WHAT TO WORK ON |
Output an exact reproduction of the data.
## Start ENTRIES SUPPLIED
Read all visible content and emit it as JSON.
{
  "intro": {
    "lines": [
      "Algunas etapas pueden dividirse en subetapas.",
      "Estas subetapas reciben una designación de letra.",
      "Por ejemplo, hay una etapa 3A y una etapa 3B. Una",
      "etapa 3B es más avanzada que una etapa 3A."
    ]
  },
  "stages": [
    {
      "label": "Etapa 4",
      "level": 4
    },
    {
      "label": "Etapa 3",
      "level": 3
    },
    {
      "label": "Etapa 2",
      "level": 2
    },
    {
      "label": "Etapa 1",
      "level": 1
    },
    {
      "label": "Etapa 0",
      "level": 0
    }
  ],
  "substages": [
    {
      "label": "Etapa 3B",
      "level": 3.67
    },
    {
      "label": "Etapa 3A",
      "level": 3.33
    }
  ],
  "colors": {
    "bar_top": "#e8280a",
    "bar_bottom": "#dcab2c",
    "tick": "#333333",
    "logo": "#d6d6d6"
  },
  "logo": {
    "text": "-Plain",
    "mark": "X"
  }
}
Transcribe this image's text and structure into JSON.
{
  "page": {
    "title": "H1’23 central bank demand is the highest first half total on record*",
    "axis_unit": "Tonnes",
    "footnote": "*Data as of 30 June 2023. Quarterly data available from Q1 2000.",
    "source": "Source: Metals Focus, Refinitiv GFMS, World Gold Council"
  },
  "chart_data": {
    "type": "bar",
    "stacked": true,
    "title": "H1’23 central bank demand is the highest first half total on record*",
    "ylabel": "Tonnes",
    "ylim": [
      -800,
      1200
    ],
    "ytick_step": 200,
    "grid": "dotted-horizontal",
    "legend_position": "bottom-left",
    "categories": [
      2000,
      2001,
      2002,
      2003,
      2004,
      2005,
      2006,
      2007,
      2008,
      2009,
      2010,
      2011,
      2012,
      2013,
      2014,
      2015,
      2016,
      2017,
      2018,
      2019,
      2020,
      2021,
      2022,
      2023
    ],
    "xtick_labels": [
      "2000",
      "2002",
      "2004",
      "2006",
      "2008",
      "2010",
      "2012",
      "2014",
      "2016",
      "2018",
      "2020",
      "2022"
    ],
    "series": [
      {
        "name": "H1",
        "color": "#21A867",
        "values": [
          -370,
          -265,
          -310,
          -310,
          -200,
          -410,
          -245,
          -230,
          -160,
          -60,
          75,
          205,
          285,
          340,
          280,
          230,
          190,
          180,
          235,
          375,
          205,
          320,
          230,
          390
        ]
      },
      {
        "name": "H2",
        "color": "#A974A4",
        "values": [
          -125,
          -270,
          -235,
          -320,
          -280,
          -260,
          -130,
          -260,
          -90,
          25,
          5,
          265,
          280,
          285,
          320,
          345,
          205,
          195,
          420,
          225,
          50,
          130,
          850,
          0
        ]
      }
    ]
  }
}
## End ENTRIES SUPPLIED
COMPLETE ANSWER |
Read all visible content and emit it as JSON.
{
  "intro": {
    "lines": [
      "Algunas etapas pueden dividirse en subetapas.",
      "Estas subetapas reciben una designación de letra.",
      "Por ejemplo, hay una etapa 3A y una etapa 3B. Una",
      "etapa 3B es más avanzada que una etapa 3A."
    ]
  },
  "stages": [
    {
      "label": "Etapa 4",
      "level": 4
    },
    {
      "label": "Etapa 3",
      "level": 3
    },
    {
      "label": "Etapa 2",
      "level": 2
    },
    {
      "label": "Etapa 1",
      "level": 1
    },
    {
      "label": "Etapa 0",
      "level": 0
    }
  ],
  "substages": [
    {
      "label": "Etapa 3B",
      "level": 3.67
    },
    {
      "label": "Etapa 3A",
      "level": 3.33
    }
  ],
  "colors": {
    "bar_top": "#e8280a",
    "bar_bottom": "#dcab2c",
    "tick": "#333333",
    "logo": "#d6d6d6"
  },
  "logo": {
    "text": "-Plain",
    "mark": "X"
  }
}
Transcribe this image's text and structure into JSON.
{
  "page": {
    "title": "H1’23 central bank demand is the highest first half total on record*",
    "axis_unit": "Tonnes",
    "footnote": "*Data as of 30 June 2023. Quarterly data available from Q1 2000.",
    "source": "Source: Metals Focus, Refinitiv GFMS, World Gold Council"
  },
  "chart_data": {
    "type": "bar",
    "stacked": true,
    "title": "H1’23 central bank demand is the highest first half total on record*",
    "ylabel": "Tonnes",
    "ylim": [
      -800,
      1200
    ],
    "ytick_step": 200,
    "grid": "dotted-horizontal",
    "legend_position": "bottom-left",
    "categories": [
      2000,
      2001,
      2002,
      2003,
      2004,
      2005,
      2006,
      2007,
      2008,
      2009,
      2010,
      2011,
      2012,
      2013,
      2014,
      2015,
      2016,
      2017,
      2018,
      2019,
      2020,
      2021,
      2022,
      2023
    ],
    "xtick_labels": [
      "2000",
      "2002",
      "2004",
      "2006",
      "2008",
      "2010",
      "2012",
      "2014",
      "2016",
      "2018",
      "2020",
      "2022"
    ],
    "series": [
      {
        "name": "H1",
        "color": "#21A867",
        "values": [
          -370,
          -265,
          -310,
          -310,
          -200,
          -410,
          -245,
          -230,
          -160,
          -60,
          75,
          205,
          285,
          340,
          280,
          230,
          190,
          180,
          235,
          375,
          205,
          320,
          230,
          390
        ]
      },
      {
        "name": "H2",
        "color": "#A974A4",
        "values": [
          -125,
          -270,
          -235,
          -320,
          -280,
          -260,
          -130,
          -260,
          -90,
          25,
          5,
          265,
          280,
          285,
          320,
          345,
          205,
          195,
          420,
          225,
          50,
          130,
          850,
          0
        ]
      }
    ]
  }
}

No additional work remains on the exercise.